> [Short task 1]:
Please answer these questions about the discussion of ZFS fragmentation:
(a) What reason is given for SMB/CIFS not seeming a good choice?
(b) What has the Win 2012 server accessing the iSCSI share already had configured in ESXi through separate vmnics?
(c) In the Linux VM example, what gets written out in its entirety during upgrades?
> [Short task 2]: Write the text that follows the last sentence of the discussion of ZFS fragmentation.

> [Source document]:
┌──

Mounting an NFS share is definitely doable, and it appears to support multi-pathing. Right now, the Win 2012 server accessing the iSCSI share has MPIO configured already in ESXi through separate vmnics. Should NFS yield better performance with less fragmenting and processing overhead? SMB/CIFS does't seem to be a very good choice since it is single threaded.

NFS from ESXi has approximately the same problem with writes causing fragmentation.

You cannot really solve the fragmentation issue on a ZFS system. Ultimately, writes to the virtual disk (whether iSCSI file extent, NFS to a vmdk, etc) will cause the blocks allocated to the virtual disk to become reordered. The tendency of the client OS to be writing things that may have their own locality considerations can reduce the seriousness of that: for example, if you have a Linux VM and it updates libc during upgrades, the entire libc gets written out, and those blocks are very likely to be allocated contiguously. However, if you have a utility that "dd"'s an entire disk to another disk, it'll be reading block #123, #124, in order, then get to block #125 which is the start of the new libc, at which point the pool has to seek to get to the "updated" blocks - and then seek back again when it has read past the last of the updated blocks. That doesn't sound bad until you consider it in aggregate, for each file.

└──

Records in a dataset
┌──

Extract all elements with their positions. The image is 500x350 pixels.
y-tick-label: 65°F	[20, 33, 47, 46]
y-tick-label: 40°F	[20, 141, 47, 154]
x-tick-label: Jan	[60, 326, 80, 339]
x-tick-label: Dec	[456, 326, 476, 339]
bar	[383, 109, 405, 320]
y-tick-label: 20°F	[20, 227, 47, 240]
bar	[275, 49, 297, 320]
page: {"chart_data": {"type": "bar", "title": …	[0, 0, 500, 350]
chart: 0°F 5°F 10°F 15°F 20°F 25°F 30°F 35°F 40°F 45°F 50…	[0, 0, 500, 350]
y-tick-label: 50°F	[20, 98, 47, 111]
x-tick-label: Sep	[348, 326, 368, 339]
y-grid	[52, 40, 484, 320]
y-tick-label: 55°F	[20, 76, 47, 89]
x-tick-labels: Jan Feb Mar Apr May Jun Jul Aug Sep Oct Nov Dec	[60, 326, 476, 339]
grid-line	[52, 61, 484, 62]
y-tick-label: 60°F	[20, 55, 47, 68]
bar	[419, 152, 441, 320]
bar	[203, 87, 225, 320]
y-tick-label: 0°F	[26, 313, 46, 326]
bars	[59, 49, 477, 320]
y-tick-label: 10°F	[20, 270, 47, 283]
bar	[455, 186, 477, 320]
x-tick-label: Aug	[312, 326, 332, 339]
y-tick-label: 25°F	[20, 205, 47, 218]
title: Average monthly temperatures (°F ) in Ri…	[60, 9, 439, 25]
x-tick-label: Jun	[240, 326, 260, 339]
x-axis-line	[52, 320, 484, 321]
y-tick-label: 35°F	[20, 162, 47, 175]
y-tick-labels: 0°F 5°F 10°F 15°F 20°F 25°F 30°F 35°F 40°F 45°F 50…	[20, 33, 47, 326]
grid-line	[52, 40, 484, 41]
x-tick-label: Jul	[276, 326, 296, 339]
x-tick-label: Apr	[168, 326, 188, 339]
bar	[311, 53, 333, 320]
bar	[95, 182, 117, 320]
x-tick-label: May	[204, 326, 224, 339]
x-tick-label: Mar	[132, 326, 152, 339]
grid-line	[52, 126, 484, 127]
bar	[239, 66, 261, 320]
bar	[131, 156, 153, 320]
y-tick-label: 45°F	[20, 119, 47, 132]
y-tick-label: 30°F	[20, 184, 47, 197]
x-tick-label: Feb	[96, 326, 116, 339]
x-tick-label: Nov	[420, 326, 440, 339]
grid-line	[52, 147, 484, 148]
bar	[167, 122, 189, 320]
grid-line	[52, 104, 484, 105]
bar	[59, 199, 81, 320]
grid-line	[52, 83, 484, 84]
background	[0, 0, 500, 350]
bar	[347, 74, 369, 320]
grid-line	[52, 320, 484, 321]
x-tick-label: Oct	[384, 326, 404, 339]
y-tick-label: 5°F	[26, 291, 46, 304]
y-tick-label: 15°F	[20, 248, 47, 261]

└──

> [Final result 1]:
(a) It is single threaded.
(b) MPIO.
(c) The entire libc.

> [Final result 2]:
For the most part, the worst effects of this can be minimized by ensuring that sufficient ARC is available to hold the "working set" in memory. The "working set" can be defined a few different ways:

1) The blocks that have been accessed recently,

2) The blocks that have been accessed more than once recently,

etc. And "recently" is all relative. You might be trying to push down IOPS stress on the pool, in which case you really have to consider the pool load as a significant factor. Or you might just be seeking speed, in which case you basically want the most liberal definition you can afford for "working set."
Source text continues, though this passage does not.